[Collection entries]
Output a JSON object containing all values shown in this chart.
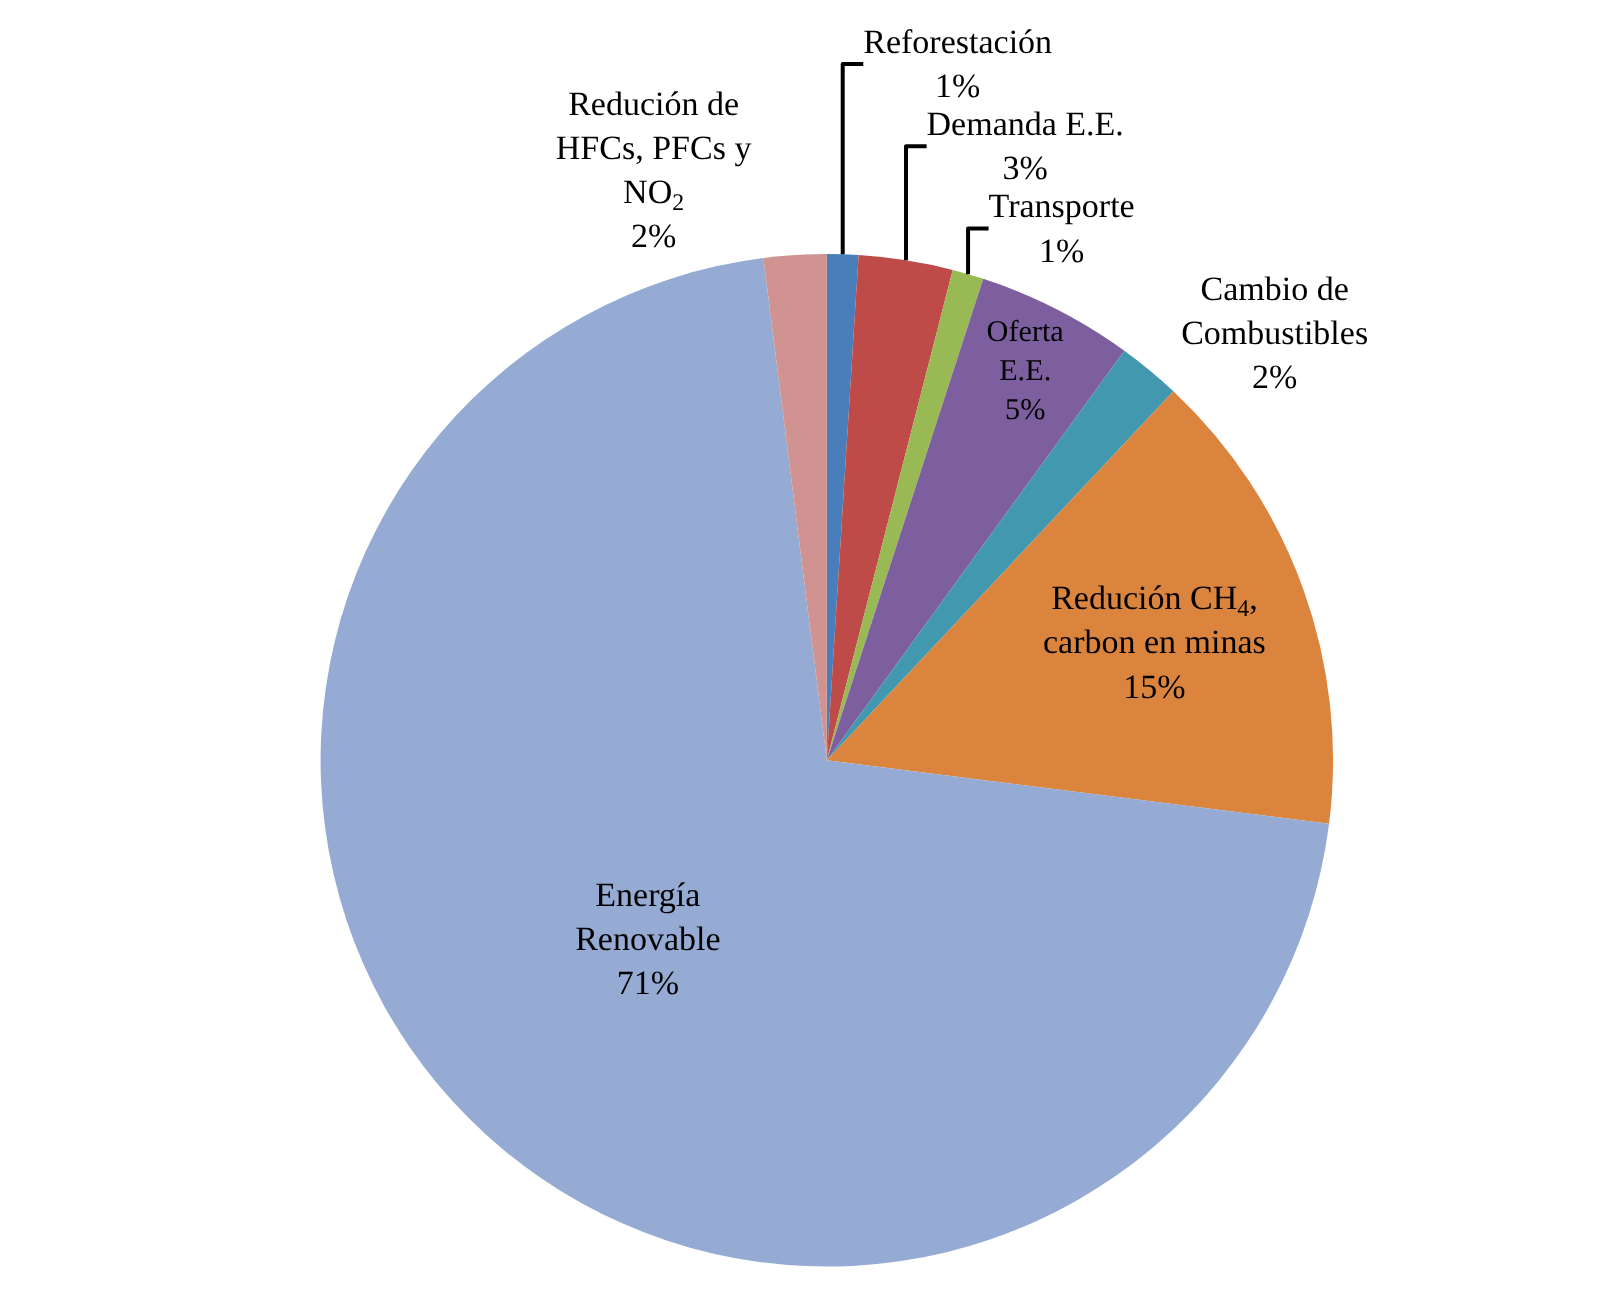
{
  "chart_data": {
    "type": "pie",
    "categories": [
      "Reforestación",
      "Demanda E.E.",
      "Transporte",
      "Oferta\nE.E.",
      "Cambio de\nCombustibles",
      "Redución CH$_{4}$,\ncarbon en minas",
      "Energía\nRenovable",
      "Redución de\nHFCs, PFCs y\nNO$_{2}$"
    ],
    "values": [
      1,
      3,
      1,
      5,
      2,
      15,
      71,
      2
    ],
    "colors": [
      "#4a7ebb",
      "#be4b48",
      "#98b954",
      "#7d5fa0",
      "#4198af",
      "#db843d",
      "#95abd3",
      "#d19392"
    ],
    "value_labels": [
      "1%",
      "3%",
      "1%",
      "5%",
      "2%",
      "15%",
      "71%",
      "2%"
    ],
    "legend": false
  }
}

WHAT IS NEEDED
Identify every line above that includes the word "Redución", and show those lines.

RESULT OF THIS EXERCISE
      "Redución CH$_{4}$,\ncarbon en minas",
      "Redución de\nHFCs, PFCs y\nNO$_{2}$"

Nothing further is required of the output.